• Aim of the exercise: Every line that contains the word "structured" should be copied.

• Provided records:
----------
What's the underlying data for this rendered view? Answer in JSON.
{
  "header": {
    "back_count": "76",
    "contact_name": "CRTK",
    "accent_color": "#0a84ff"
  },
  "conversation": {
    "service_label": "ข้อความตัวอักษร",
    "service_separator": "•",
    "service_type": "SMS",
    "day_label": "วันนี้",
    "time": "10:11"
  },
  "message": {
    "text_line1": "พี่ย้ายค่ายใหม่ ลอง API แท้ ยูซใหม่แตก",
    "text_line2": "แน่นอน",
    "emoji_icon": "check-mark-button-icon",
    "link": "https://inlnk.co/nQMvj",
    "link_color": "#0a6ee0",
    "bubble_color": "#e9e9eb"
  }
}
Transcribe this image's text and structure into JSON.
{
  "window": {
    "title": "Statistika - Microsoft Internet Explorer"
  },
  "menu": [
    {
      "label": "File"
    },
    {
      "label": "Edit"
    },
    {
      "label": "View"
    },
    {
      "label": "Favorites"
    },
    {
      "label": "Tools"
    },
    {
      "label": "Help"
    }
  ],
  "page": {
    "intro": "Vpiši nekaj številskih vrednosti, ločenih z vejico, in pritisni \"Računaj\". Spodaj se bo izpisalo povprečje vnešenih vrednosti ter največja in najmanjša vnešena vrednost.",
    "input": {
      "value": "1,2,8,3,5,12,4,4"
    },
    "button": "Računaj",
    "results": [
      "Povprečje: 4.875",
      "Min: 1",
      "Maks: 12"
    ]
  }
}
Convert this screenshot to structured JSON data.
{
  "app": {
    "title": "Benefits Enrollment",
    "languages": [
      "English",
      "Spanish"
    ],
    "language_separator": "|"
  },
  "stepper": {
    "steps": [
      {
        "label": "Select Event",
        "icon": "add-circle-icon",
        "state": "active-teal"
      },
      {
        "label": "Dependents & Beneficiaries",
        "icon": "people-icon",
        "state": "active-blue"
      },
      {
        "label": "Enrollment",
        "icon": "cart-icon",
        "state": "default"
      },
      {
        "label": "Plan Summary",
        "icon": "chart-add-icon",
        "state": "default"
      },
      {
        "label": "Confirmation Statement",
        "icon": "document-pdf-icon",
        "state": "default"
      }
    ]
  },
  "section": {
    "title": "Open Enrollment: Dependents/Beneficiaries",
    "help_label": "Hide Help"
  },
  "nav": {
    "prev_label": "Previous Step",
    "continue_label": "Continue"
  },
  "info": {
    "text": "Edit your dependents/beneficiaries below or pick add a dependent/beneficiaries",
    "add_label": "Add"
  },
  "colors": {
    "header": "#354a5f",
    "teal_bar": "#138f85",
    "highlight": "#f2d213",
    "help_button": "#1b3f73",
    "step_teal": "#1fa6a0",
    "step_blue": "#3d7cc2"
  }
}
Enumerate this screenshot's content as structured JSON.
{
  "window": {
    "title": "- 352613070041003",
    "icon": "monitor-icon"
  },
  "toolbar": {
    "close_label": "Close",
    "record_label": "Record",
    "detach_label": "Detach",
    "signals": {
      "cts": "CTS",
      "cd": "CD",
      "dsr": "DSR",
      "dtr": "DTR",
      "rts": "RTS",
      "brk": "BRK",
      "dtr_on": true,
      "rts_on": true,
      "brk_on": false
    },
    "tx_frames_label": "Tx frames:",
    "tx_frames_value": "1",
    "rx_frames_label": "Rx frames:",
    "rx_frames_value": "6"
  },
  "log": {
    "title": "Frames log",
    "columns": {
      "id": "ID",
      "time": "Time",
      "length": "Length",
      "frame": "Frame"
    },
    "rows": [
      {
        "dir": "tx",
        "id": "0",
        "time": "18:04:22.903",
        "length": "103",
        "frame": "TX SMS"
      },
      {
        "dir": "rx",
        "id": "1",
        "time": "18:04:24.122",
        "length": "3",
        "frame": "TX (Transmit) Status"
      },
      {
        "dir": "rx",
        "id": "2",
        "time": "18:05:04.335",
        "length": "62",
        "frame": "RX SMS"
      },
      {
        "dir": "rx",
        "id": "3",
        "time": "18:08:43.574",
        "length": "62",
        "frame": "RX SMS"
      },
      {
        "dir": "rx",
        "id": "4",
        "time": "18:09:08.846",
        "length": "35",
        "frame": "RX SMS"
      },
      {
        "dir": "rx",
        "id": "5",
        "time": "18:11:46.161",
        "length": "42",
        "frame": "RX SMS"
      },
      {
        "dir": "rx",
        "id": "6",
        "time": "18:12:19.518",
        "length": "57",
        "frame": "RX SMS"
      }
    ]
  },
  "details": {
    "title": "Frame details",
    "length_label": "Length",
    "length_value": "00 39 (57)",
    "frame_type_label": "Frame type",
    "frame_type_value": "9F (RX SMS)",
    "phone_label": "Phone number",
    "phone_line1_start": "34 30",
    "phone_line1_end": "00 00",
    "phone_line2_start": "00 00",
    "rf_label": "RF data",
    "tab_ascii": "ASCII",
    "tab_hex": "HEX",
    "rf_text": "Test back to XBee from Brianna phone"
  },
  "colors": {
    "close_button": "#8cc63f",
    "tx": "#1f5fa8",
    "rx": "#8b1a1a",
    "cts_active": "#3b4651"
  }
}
----------
• Exercise result:
Convert this screenshot to structured JSON data.
Enumerate this screenshot's content as structured JSON.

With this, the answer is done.